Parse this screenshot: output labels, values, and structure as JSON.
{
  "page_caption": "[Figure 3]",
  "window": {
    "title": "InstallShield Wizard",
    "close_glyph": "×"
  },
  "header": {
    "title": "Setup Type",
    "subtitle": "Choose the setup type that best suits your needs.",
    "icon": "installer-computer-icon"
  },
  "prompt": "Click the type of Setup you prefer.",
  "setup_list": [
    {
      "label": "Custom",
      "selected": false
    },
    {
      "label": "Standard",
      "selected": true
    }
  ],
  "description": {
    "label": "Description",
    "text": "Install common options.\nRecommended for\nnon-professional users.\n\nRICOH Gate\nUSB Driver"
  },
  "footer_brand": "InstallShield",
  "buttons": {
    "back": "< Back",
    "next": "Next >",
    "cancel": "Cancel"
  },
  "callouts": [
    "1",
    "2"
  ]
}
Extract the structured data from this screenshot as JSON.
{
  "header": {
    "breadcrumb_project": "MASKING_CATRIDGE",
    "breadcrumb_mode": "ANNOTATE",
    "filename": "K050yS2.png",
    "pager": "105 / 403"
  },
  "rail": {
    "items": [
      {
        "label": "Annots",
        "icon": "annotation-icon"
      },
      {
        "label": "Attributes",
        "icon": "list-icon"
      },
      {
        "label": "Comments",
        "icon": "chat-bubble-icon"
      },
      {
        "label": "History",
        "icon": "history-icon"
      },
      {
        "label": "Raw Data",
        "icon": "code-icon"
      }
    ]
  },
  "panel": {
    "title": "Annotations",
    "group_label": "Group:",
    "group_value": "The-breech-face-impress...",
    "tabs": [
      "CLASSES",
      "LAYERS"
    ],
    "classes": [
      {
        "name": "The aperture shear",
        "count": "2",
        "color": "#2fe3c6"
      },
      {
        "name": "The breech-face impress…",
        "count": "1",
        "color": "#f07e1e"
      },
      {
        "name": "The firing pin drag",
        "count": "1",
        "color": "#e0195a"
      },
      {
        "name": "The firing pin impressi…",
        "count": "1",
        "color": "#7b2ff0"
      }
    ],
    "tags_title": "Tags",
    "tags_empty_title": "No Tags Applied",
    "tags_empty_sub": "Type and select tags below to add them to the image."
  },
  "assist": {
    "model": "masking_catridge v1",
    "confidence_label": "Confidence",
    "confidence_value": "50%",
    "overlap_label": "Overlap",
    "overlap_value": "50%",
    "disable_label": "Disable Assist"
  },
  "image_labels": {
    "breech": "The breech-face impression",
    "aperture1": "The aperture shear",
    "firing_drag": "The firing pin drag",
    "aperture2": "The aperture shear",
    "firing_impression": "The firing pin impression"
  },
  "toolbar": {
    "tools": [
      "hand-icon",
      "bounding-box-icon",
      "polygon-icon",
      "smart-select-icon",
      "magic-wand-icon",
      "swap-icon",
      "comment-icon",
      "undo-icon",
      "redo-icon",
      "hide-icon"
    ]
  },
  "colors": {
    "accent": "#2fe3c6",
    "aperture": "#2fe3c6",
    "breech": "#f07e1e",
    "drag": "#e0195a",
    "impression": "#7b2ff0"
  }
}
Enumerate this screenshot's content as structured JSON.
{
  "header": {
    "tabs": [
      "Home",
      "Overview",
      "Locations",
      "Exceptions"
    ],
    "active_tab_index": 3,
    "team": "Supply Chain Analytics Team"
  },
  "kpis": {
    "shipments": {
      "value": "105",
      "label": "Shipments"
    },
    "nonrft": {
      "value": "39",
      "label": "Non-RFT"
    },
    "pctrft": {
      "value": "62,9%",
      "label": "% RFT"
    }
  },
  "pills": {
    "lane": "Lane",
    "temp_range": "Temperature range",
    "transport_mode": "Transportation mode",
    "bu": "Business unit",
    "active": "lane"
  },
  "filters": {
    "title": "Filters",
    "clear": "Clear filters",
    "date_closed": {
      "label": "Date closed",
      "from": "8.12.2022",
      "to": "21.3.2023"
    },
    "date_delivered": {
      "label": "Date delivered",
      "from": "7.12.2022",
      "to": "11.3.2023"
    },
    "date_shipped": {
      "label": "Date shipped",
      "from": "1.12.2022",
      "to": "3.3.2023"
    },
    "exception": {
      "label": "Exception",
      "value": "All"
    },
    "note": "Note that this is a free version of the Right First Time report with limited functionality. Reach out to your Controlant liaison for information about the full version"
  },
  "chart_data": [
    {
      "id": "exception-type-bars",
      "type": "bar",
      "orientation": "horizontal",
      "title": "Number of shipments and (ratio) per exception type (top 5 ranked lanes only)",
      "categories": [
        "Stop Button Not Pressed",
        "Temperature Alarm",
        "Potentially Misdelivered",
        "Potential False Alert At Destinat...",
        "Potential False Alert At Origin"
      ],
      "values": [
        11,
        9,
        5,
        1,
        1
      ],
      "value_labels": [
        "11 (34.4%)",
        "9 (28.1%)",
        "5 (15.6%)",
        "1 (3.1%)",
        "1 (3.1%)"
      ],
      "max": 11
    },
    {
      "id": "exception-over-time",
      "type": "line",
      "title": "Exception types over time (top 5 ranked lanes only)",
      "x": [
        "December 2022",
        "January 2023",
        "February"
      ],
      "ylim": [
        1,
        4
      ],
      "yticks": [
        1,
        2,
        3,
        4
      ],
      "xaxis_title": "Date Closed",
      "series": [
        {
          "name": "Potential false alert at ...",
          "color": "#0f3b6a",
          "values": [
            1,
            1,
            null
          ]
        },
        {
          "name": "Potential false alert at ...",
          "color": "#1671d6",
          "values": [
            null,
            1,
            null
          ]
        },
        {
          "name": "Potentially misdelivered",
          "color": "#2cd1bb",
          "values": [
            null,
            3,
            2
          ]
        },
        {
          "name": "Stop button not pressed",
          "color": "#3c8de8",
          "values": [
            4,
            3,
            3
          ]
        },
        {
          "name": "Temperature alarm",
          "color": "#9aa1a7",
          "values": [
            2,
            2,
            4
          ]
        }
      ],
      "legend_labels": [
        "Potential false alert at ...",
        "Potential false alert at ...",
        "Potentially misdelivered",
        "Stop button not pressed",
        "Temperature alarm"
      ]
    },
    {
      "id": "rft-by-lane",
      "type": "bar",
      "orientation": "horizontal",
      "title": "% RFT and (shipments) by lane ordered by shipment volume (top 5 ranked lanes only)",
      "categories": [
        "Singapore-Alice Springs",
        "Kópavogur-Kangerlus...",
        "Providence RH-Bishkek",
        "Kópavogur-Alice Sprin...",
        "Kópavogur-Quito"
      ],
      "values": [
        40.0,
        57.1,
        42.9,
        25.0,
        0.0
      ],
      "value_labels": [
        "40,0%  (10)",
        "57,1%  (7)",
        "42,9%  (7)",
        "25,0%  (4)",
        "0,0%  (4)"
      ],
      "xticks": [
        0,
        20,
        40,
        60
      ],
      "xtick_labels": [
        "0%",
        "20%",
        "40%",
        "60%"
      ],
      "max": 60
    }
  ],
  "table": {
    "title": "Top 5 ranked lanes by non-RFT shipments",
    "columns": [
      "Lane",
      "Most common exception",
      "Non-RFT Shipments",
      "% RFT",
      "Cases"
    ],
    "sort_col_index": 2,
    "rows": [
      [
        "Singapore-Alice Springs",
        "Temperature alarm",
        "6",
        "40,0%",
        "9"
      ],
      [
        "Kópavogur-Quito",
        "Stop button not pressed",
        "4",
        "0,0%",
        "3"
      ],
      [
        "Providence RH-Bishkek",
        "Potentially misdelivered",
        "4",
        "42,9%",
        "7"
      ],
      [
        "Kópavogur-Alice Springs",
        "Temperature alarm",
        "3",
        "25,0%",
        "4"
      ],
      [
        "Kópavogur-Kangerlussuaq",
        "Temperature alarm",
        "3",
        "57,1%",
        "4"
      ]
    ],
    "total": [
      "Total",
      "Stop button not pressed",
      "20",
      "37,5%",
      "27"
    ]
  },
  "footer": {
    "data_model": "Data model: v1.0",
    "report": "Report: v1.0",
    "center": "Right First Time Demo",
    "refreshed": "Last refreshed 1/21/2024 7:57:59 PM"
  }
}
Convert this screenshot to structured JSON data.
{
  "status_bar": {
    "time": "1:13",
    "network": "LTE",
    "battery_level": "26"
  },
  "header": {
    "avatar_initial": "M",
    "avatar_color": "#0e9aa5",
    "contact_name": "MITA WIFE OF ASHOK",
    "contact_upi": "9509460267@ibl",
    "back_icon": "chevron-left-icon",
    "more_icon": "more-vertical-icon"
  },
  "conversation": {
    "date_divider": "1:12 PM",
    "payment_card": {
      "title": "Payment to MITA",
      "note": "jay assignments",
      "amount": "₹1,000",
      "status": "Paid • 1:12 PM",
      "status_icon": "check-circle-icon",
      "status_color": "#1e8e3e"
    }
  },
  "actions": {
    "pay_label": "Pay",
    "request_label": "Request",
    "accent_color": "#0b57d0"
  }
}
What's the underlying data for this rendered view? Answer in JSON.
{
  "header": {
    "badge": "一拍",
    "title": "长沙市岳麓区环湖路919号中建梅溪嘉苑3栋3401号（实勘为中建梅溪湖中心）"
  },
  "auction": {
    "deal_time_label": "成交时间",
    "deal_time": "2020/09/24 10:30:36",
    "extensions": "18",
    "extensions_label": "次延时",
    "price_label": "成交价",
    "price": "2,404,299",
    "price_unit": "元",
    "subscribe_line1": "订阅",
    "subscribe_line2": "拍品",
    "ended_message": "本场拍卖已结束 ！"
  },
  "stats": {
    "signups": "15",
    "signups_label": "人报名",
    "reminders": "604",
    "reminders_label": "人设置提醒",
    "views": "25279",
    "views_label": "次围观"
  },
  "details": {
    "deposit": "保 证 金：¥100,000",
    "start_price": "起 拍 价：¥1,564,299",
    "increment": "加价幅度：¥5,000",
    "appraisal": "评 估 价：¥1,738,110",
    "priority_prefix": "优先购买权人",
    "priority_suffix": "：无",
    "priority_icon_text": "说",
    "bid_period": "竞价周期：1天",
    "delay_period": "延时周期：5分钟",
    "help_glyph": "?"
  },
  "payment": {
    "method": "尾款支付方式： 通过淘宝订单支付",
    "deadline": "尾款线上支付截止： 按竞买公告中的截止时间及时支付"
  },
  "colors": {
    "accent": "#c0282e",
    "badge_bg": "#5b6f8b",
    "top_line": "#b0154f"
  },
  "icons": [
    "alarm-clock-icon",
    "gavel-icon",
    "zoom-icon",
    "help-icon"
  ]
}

_The problem_
Go through the records above and copy every line with the word "that".

_Result of the exercise_
    "subtitle": "Choose the setup type that best suits your needs.",
    "note": "Note that this is a free version of the Right First Time report with limited functionality. Reach out to your Controlant liaison for information about the full version"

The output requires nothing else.